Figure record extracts
====================
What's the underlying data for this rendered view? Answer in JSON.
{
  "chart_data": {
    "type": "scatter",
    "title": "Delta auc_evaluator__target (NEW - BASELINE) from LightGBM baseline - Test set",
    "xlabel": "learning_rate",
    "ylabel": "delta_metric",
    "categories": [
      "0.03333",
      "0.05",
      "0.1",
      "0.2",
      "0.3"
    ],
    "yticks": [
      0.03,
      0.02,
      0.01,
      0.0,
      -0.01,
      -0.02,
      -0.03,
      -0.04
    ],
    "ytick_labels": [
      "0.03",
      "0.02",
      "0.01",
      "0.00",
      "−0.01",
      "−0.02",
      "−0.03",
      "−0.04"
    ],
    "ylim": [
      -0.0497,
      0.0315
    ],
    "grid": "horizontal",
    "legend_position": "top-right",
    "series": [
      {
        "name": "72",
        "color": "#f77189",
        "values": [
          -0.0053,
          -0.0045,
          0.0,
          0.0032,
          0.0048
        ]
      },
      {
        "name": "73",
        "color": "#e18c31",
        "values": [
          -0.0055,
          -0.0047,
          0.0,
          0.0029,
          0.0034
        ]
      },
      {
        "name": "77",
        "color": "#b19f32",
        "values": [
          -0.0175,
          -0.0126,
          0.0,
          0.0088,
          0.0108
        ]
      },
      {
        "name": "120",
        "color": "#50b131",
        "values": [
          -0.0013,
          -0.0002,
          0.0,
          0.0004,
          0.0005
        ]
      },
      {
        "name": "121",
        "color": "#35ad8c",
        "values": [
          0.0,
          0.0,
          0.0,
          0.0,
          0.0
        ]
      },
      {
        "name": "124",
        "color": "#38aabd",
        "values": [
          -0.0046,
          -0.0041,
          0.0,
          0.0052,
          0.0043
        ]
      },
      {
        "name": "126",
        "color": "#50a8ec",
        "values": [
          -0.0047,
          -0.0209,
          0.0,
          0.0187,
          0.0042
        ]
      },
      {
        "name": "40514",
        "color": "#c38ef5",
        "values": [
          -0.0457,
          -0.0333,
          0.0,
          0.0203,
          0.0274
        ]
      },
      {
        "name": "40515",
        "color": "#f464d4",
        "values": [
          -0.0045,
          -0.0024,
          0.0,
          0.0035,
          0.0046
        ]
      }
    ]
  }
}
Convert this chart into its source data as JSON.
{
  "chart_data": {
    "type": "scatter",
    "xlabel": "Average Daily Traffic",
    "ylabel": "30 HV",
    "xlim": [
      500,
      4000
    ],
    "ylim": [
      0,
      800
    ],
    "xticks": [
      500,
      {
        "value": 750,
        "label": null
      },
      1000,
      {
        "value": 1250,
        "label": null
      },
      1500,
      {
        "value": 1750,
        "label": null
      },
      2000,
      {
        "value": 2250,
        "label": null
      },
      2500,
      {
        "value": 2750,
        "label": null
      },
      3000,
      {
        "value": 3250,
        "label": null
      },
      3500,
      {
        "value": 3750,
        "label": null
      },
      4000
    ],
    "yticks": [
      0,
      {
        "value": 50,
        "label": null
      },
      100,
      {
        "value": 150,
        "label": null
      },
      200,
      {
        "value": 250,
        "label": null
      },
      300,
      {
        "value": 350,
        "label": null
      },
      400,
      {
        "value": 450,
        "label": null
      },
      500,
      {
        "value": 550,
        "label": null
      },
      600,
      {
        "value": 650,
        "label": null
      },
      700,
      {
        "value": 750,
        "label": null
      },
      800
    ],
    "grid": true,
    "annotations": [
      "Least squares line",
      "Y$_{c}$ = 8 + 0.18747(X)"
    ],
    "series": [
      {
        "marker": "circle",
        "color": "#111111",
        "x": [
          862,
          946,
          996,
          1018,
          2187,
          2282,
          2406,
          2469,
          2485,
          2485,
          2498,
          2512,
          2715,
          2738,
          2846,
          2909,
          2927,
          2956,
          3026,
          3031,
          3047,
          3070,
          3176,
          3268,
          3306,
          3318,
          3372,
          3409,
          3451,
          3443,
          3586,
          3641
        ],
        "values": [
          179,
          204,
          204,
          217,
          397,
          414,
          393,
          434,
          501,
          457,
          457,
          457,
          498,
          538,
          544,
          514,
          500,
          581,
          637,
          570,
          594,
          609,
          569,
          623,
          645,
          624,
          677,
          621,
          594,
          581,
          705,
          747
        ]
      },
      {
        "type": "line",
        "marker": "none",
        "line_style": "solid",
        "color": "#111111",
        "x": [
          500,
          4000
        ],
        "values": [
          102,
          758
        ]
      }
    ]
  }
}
====================
Problem requirements
Please repeat the material above, word for word and in full.

Expected output
What's the underlying data for this rendered view? Answer in JSON.
{
  "chart_data": {
    "type": "scatter",
    "title": "Delta auc_evaluator__target (NEW - BASELINE) from LightGBM baseline - Test set",
    "xlabel": "learning_rate",
    "ylabel": "delta_metric",
    "categories": [
      "0.03333",
      "0.05",
      "0.1",
      "0.2",
      "0.3"
    ],
    "yticks": [
      0.03,
      0.02,
      0.01,
      0.0,
      -0.01,
      -0.02,
      -0.03,
      -0.04
    ],
    "ytick_labels": [
      "0.03",
      "0.02",
      "0.01",
      "0.00",
      "−0.01",
      "−0.02",
      "−0.03",
      "−0.04"
    ],
    "ylim": [
      -0.0497,
      0.0315
    ],
    "grid": "horizontal",
    "legend_position": "top-right",
    "series": [
      {
        "name": "72",
        "color": "#f77189",
        "values": [
          -0.0053,
          -0.0045,
          0.0,
          0.0032,
          0.0048
        ]
      },
      {
        "name": "73",
        "color": "#e18c31",
        "values": [
          -0.0055,
          -0.0047,
          0.0,
          0.0029,
          0.0034
        ]
      },
      {
        "name": "77",
        "color": "#b19f32",
        "values": [
          -0.0175,
          -0.0126,
          0.0,
          0.0088,
          0.0108
        ]
      },
      {
        "name": "120",
        "color": "#50b131",
        "values": [
          -0.0013,
          -0.0002,
          0.0,
          0.0004,
          0.0005
        ]
      },
      {
        "name": "121",
        "color": "#35ad8c",
        "values": [
          0.0,
          0.0,
          0.0,
          0.0,
          0.0
        ]
      },
      {
        "name": "124",
        "color": "#38aabd",
        "values": [
          -0.0046,
          -0.0041,
          0.0,
          0.0052,
          0.0043
        ]
      },
      {
        "name": "126",
        "color": "#50a8ec",
        "values": [
          -0.0047,
          -0.0209,
          0.0,
          0.0187,
          0.0042
        ]
      },
      {
        "name": "40514",
        "color": "#c38ef5",
        "values": [
          -0.0457,
          -0.0333,
          0.0,
          0.0203,
          0.0274
        ]
      },
      {
        "name": "40515",
        "color": "#f464d4",
        "values": [
          -0.0045,
          -0.0024,
          0.0,
          0.0035,
          0.0046
        ]
      }
    ]
  }
}
Convert this chart into its source data as JSON.
{
  "chart_data": {
    "type": "scatter",
    "xlabel": "Average Daily Traffic",
    "ylabel": "30 HV",
    "xlim": [
      500,
      4000
    ],
    "ylim": [
      0,
      800
    ],
    "xticks": [
      500,
      {
        "value": 750,
        "label": null
      },
      1000,
      {
        "value": 1250,
        "label": null
      },
      1500,
      {
        "value": 1750,
        "label": null
      },
      2000,
      {
        "value": 2250,
        "label": null
      },
      2500,
      {
        "value": 2750,
        "label": null
      },
      3000,
      {
        "value": 3250,
        "label": null
      },
      3500,
      {
        "value": 3750,
        "label": null
      },
      4000
    ],
    "yticks": [
      0,
      {
        "value": 50,
        "label": null
      },
      100,
      {
        "value": 150,
        "label": null
      },
      200,
      {
        "value": 250,
        "label": null
      },
      300,
      {
        "value": 350,
        "label": null
      },
      400,
      {
        "value": 450,
        "label": null
      },
      500,
      {
        "value": 550,
        "label": null
      },
      600,
      {
        "value": 650,
        "label": null
      },
      700,
      {
        "value": 750,
        "label": null
      },
      800
    ],
    "grid": true,
    "annotations": [
      "Least squares line",
      "Y$_{c}$ = 8 + 0.18747(X)"
    ],
    "series": [
      {
        "marker": "circle",
        "color": "#111111",
        "x": [
          862,
          946,
          996,
          1018,
          2187,
          2282,
          2406,
          2469,
          2485,
          2485,
          2498,
          2512,
          2715,
          2738,
          2846,
          2909,
          2927,
          2956,
          3026,
          3031,
          3047,
          3070,
          3176,
          3268,
          3306,
          3318,
          3372,
          3409,
          3451,
          3443,
          3586,
          3641
        ],
        "values": [
          179,
          204,
          204,
          217,
          397,
          414,
          393,
          434,
          501,
          457,
          457,
          457,
          498,
          538,
          544,
          514,
          500,
          581,
          637,
          570,
          594,
          609,
          569,
          623,
          645,
          624,
          677,
          621,
          594,
          581,
          705,
          747
        ]
      },
      {
        "type": "line",
        "marker": "none",
        "line_style": "solid",
        "color": "#111111",
        "x": [
          500,
          4000
        ],
        "values": [
          102,
          758
        ]
      }
    ]
  }
}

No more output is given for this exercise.